● **TASK PROMPT**
Count the lines below that contain the string "obro", and reply with only that number.

----------

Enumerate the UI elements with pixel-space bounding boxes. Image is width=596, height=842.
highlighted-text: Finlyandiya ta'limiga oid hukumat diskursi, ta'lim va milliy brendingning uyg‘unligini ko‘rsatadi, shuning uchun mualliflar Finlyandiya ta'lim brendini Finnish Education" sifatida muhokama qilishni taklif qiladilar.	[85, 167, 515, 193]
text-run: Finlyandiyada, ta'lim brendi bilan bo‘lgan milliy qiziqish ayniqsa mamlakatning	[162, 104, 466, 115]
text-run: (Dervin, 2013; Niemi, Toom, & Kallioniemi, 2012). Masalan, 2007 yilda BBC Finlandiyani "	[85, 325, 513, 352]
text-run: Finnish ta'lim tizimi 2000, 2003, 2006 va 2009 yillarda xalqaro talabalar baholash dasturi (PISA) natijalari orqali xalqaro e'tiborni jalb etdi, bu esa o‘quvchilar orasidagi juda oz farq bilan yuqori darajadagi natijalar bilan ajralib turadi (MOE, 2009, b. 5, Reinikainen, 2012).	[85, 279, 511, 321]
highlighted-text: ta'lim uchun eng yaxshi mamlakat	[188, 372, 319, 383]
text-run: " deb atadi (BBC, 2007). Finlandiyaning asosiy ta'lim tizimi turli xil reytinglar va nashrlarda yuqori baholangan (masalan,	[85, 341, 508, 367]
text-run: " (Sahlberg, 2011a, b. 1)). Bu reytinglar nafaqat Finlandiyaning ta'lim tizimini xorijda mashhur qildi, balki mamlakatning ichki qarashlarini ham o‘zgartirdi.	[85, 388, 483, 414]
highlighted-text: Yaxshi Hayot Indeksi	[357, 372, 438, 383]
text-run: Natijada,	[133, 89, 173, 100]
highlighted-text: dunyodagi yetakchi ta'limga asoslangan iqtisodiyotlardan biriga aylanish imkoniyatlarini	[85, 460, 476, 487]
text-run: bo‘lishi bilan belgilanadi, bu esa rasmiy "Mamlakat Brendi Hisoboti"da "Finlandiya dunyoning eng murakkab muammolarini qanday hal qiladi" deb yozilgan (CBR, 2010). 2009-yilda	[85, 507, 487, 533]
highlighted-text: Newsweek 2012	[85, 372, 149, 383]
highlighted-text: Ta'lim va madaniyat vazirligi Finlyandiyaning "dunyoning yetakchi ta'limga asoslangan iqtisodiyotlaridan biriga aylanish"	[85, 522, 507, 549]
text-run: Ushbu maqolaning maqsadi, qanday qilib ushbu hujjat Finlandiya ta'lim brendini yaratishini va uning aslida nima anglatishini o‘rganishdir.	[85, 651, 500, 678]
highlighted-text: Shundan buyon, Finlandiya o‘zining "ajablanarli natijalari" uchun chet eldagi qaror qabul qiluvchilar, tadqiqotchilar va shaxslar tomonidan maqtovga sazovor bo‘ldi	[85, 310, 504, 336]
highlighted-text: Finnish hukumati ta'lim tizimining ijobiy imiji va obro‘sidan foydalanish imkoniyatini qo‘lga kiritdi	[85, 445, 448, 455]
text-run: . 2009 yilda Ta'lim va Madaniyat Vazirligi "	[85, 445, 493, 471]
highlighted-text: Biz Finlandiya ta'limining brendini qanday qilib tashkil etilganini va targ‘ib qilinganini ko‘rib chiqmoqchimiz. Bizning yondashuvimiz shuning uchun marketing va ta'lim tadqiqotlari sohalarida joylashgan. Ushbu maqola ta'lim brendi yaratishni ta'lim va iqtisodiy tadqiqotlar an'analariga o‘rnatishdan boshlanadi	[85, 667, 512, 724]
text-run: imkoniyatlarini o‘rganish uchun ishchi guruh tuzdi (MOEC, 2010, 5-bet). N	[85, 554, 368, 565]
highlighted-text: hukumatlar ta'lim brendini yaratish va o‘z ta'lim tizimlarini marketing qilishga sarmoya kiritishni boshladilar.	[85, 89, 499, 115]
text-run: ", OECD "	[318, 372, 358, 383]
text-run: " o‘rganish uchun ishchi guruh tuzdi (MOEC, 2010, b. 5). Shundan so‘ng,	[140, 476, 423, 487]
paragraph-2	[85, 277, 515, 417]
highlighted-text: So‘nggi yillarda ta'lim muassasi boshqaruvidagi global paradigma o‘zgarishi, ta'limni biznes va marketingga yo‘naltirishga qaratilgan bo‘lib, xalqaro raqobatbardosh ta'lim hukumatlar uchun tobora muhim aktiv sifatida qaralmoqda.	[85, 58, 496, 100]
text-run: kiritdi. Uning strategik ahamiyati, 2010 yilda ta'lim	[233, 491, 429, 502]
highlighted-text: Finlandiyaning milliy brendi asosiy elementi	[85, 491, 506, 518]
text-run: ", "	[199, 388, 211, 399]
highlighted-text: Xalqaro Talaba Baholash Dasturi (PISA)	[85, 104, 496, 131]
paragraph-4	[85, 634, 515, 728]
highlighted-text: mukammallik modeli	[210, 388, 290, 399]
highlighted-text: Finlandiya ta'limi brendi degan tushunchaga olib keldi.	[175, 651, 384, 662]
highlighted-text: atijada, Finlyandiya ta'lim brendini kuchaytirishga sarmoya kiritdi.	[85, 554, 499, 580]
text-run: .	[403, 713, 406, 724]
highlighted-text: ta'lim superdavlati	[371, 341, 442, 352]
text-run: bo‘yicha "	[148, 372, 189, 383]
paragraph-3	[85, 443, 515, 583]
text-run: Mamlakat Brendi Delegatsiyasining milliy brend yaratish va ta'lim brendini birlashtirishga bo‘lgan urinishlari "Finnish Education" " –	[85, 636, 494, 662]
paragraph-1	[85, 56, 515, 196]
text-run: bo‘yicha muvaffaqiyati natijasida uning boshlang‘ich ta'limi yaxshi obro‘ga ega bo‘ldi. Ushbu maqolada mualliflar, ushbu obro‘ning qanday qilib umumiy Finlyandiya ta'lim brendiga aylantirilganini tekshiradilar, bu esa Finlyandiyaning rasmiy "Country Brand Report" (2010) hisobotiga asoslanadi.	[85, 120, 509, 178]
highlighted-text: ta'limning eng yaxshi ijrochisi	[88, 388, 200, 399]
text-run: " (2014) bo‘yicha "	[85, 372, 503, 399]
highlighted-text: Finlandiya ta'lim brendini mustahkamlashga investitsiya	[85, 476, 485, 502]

----------

● **SOLUTION FOR THIS PROBLEM**
2